▸ SHORT PROBLEM
Could you write out every entry exactly as it stands?

▸ DATA FOR THE TASK
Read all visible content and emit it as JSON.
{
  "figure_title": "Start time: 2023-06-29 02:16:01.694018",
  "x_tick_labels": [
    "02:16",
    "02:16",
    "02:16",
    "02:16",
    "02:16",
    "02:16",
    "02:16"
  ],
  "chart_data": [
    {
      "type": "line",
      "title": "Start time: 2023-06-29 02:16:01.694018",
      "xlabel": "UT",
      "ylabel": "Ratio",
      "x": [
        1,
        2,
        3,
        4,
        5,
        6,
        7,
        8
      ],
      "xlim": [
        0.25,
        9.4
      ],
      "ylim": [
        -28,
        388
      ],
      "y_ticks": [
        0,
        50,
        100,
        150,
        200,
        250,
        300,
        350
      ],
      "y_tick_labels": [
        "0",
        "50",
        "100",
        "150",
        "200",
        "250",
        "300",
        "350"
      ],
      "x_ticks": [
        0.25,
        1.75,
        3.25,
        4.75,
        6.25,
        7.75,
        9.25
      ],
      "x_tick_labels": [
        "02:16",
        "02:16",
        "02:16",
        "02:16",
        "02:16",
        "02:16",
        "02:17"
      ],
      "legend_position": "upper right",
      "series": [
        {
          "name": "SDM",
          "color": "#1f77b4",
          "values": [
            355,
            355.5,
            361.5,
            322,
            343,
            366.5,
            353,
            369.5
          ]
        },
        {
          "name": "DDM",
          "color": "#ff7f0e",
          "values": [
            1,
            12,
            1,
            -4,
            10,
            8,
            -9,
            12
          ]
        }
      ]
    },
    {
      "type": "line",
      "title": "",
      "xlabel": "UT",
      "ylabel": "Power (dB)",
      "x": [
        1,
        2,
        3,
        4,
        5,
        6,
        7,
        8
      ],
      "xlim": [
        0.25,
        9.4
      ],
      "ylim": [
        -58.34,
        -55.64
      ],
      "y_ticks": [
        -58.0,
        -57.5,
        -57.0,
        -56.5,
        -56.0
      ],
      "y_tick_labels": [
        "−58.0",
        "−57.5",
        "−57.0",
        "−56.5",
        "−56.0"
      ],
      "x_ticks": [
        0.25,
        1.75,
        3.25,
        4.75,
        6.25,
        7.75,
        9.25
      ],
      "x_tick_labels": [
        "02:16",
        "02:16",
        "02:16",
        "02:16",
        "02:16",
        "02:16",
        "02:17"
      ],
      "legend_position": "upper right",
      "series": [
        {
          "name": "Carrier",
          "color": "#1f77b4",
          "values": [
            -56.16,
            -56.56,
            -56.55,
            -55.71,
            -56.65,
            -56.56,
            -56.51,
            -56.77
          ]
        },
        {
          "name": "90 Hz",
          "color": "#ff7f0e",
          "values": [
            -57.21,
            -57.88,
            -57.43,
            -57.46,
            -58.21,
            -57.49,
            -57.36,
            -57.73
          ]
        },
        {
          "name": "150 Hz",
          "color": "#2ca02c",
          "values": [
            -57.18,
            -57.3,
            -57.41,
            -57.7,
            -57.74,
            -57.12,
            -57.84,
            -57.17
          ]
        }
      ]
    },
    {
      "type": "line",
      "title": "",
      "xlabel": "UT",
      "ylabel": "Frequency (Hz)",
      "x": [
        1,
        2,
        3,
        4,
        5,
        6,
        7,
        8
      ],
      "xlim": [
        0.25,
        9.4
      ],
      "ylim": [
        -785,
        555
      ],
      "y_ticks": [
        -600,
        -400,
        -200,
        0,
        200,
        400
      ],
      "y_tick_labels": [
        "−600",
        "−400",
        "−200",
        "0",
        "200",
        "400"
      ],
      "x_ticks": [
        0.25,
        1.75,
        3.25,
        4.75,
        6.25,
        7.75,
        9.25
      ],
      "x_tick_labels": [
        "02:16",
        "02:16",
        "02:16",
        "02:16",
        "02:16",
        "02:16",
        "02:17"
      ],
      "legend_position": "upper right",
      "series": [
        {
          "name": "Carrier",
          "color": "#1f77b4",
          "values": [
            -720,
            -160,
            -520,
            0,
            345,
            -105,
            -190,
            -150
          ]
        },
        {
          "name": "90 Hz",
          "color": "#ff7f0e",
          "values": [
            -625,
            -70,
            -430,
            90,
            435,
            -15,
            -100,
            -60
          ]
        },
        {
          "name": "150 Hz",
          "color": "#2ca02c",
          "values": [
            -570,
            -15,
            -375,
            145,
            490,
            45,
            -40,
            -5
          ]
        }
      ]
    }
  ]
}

▸ COMPLETE RESPONSE
Read all visible content and emit it as JSON.
{
  "figure_title": "Start time: 2023-06-29 02:16:01.694018",
  "x_tick_labels": [
    "02:16",
    "02:16",
    "02:16",
    "02:16",
    "02:16",
    "02:16",
    "02:16"
  ],
  "chart_data": [
    {
      "type": "line",
      "title": "Start time: 2023-06-29 02:16:01.694018",
      "xlabel": "UT",
      "ylabel": "Ratio",
      "x": [
        1,
        2,
        3,
        4,
        5,
        6,
        7,
        8
      ],
      "xlim": [
        0.25,
        9.4
      ],
      "ylim": [
        -28,
        388
      ],
      "y_ticks": [
        0,
        50,
        100,
        150,
        200,
        250,
        300,
        350
      ],
      "y_tick_labels": [
        "0",
        "50",
        "100",
        "150",
        "200",
        "250",
        "300",
        "350"
      ],
      "x_ticks": [
        0.25,
        1.75,
        3.25,
        4.75,
        6.25,
        7.75,
        9.25
      ],
      "x_tick_labels": [
        "02:16",
        "02:16",
        "02:16",
        "02:16",
        "02:16",
        "02:16",
        "02:17"
      ],
      "legend_position": "upper right",
      "series": [
        {
          "name": "SDM",
          "color": "#1f77b4",
          "values": [
            355,
            355.5,
            361.5,
            322,
            343,
            366.5,
            353,
            369.5
          ]
        },
        {
          "name": "DDM",
          "color": "#ff7f0e",
          "values": [
            1,
            12,
            1,
            -4,
            10,
            8,
            -9,
            12
          ]
        }
      ]
    },
    {
      "type": "line",
      "title": "",
      "xlabel": "UT",
      "ylabel": "Power (dB)",
      "x": [
        1,
        2,
        3,
        4,
        5,
        6,
        7,
        8
      ],
      "xlim": [
        0.25,
        9.4
      ],
      "ylim": [
        -58.34,
        -55.64
      ],
      "y_ticks": [
        -58.0,
        -57.5,
        -57.0,
        -56.5,
        -56.0
      ],
      "y_tick_labels": [
        "−58.0",
        "−57.5",
        "−57.0",
        "−56.5",
        "−56.0"
      ],
      "x_ticks": [
        0.25,
        1.75,
        3.25,
        4.75,
        6.25,
        7.75,
        9.25
      ],
      "x_tick_labels": [
        "02:16",
        "02:16",
        "02:16",
        "02:16",
        "02:16",
        "02:16",
        "02:17"
      ],
      "legend_position": "upper right",
      "series": [
        {
          "name": "Carrier",
          "color": "#1f77b4",
          "values": [
            -56.16,
            -56.56,
            -56.55,
            -55.71,
            -56.65,
            -56.56,
            -56.51,
            -56.77
          ]
        },
        {
          "name": "90 Hz",
          "color": "#ff7f0e",
          "values": [
            -57.21,
            -57.88,
            -57.43,
            -57.46,
            -58.21,
            -57.49,
            -57.36,
            -57.73
          ]
        },
        {
          "name": "150 Hz",
          "color": "#2ca02c",
          "values": [
            -57.18,
            -57.3,
            -57.41,
            -57.7,
            -57.74,
            -57.12,
            -57.84,
            -57.17
          ]
        }
      ]
    },
    {
      "type": "line",
      "title": "",
      "xlabel": "UT",
      "ylabel": "Frequency (Hz)",
      "x": [
        1,
        2,
        3,
        4,
        5,
        6,
        7,
        8
      ],
      "xlim": [
        0.25,
        9.4
      ],
      "ylim": [
        -785,
        555
      ],
      "y_ticks": [
        -600,
        -400,
        -200,
        0,
        200,
        400
      ],
      "y_tick_labels": [
        "−600",
        "−400",
        "−200",
        "0",
        "200",
        "400"
      ],
      "x_ticks": [
        0.25,
        1.75,
        3.25,
        4.75,
        6.25,
        7.75,
        9.25
      ],
      "x_tick_labels": [
        "02:16",
        "02:16",
        "02:16",
        "02:16",
        "02:16",
        "02:16",
        "02:17"
      ],
      "legend_position": "upper right",
      "series": [
        {
          "name": "Carrier",
          "color": "#1f77b4",
          "values": [
            -720,
            -160,
            -520,
            0,
            345,
            -105,
            -190,
            -150
          ]
        },
        {
          "name": "90 Hz",
          "color": "#ff7f0e",
          "values": [
            -625,
            -70,
            -430,
            90,
            435,
            -15,
            -100,
            -60
          ]
        },
        {
          "name": "150 Hz",
          "color": "#2ca02c",
          "values": [
            -570,
            -15,
            -375,
            145,
            490,
            45,
            -40,
            -5
          ]
        }
      ]
    }
  ]
}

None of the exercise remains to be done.